BEGIN Exercise text
Latitude: 50.1634 / 50°9'48"N

Longitude: -5.5693 / 5°34'9"W

OS Eastings: 145187.061696

OS Northings: 35359.425186

OS Grid: SW451353

Mapcode National: GBR DXM7.XD7

Mapcode Global: VH059.F532

Entry Name: Portal dolmen known as Mulfra Quoit

Scheduled Date: 10 August 1923

Source: Historic England

Source ID: 1006744

English Heritage Legacy ID: CO 2

County: Cornwall

Civil Parish: Madron

Traditional County: Cornwall

Lieutenancy Area (Ceremonial County): Cornwall

Church of England Parish: Gulval

Church of England Diocese: Truro

Details

The monument includes a portal dolmen, called Mulfra Quoit, which is situated close to the summit of the gently-rounded Mulfra Hill, overlooking the Try Valley. The portal dolmen survives as rectangular chamber, defined by three large, upright orthostats with a fallen capstone and traces of a surrounding circular stony mound. Three of the original four massive orthostats remain in-situ; the westernmost is missing. They surround a chamber which measures up to 2m long, 1.7m wide and 1.7m high. The fallen capstone is displaced and rests to the west, leaning partially on the northern and southern orthostats, and it has a possible cup-mark incised into it. The surrounding cairn measures up to 11.6m in diameter and 0.3m high and is less clearly defined to the north east. The whole is incorporated into a prehistoric field system, although the exact relationship between these features is unclear. Also known as 'Mulfra Cromlech' or the 'Giants Quoit' it was first recorded archaeologically by Borlase in 1749 when he undertook a partial excavation within the chamber and uncovered a pit dug '20 inches deep under the natural clay containing clays and in the bottom a black greasy loam' although he recorded no further finds. Various surveys undertaken since this time have shown little change, although some Middle Bronze Age finds were discovered in the vicinity in 1977.
END Exercise text
#### [Work request]
For each statement, say yes or no as to whether it agrees with the Mulfra Quoit entry, and quote the deciding words. 1. All four of the original orthostats still stand in place. 2. The monument was scheduled on 10 August 1923. 3. Borlase recorded further finds from the pit he uncovered.
BEGIN Supplied information
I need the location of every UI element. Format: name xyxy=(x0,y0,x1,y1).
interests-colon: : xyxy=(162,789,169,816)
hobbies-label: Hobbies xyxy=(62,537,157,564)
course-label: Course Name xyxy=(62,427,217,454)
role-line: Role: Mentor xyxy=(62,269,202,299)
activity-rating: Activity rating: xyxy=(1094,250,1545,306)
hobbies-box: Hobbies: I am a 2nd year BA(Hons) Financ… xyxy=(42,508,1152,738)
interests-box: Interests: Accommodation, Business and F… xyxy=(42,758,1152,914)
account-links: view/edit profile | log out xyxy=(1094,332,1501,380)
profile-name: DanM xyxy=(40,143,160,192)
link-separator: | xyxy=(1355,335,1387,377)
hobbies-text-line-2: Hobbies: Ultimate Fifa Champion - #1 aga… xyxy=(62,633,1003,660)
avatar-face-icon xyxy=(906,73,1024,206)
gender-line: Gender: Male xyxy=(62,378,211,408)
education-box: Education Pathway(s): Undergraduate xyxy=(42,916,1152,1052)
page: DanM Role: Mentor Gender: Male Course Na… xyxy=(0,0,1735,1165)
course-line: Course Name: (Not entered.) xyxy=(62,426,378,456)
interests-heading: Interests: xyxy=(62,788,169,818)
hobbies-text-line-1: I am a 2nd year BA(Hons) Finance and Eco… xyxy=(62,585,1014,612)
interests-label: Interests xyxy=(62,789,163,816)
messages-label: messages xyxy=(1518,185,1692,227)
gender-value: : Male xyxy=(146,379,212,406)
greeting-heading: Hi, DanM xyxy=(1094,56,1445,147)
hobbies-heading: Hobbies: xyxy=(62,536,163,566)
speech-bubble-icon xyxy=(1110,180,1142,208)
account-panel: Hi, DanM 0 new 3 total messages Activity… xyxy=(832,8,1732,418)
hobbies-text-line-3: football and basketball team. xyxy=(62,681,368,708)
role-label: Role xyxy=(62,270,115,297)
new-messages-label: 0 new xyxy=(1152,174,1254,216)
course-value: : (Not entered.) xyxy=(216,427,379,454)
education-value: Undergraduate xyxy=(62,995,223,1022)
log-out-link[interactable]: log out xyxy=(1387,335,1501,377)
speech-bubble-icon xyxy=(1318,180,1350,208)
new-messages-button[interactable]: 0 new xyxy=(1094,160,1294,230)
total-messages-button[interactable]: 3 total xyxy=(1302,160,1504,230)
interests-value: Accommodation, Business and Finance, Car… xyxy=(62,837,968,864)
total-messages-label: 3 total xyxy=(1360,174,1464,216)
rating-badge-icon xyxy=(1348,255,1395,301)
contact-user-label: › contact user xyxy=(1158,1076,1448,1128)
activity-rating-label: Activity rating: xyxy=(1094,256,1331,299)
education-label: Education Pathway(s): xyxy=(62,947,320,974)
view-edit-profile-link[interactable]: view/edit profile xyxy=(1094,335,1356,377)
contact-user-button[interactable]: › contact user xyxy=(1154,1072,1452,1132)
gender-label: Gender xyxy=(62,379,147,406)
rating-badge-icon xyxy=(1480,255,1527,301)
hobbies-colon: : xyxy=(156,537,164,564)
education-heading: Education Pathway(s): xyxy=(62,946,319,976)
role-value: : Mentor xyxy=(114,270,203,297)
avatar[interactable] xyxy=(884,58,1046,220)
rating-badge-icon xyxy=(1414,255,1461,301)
END Supplied information
#### [Task output]
1. No: "Three of the original four massive orthostats remain in-situ; the westernmost is missing."
2. Yes: "Scheduled Date: 10 August 1923"
3. No: "although he recorded no further finds"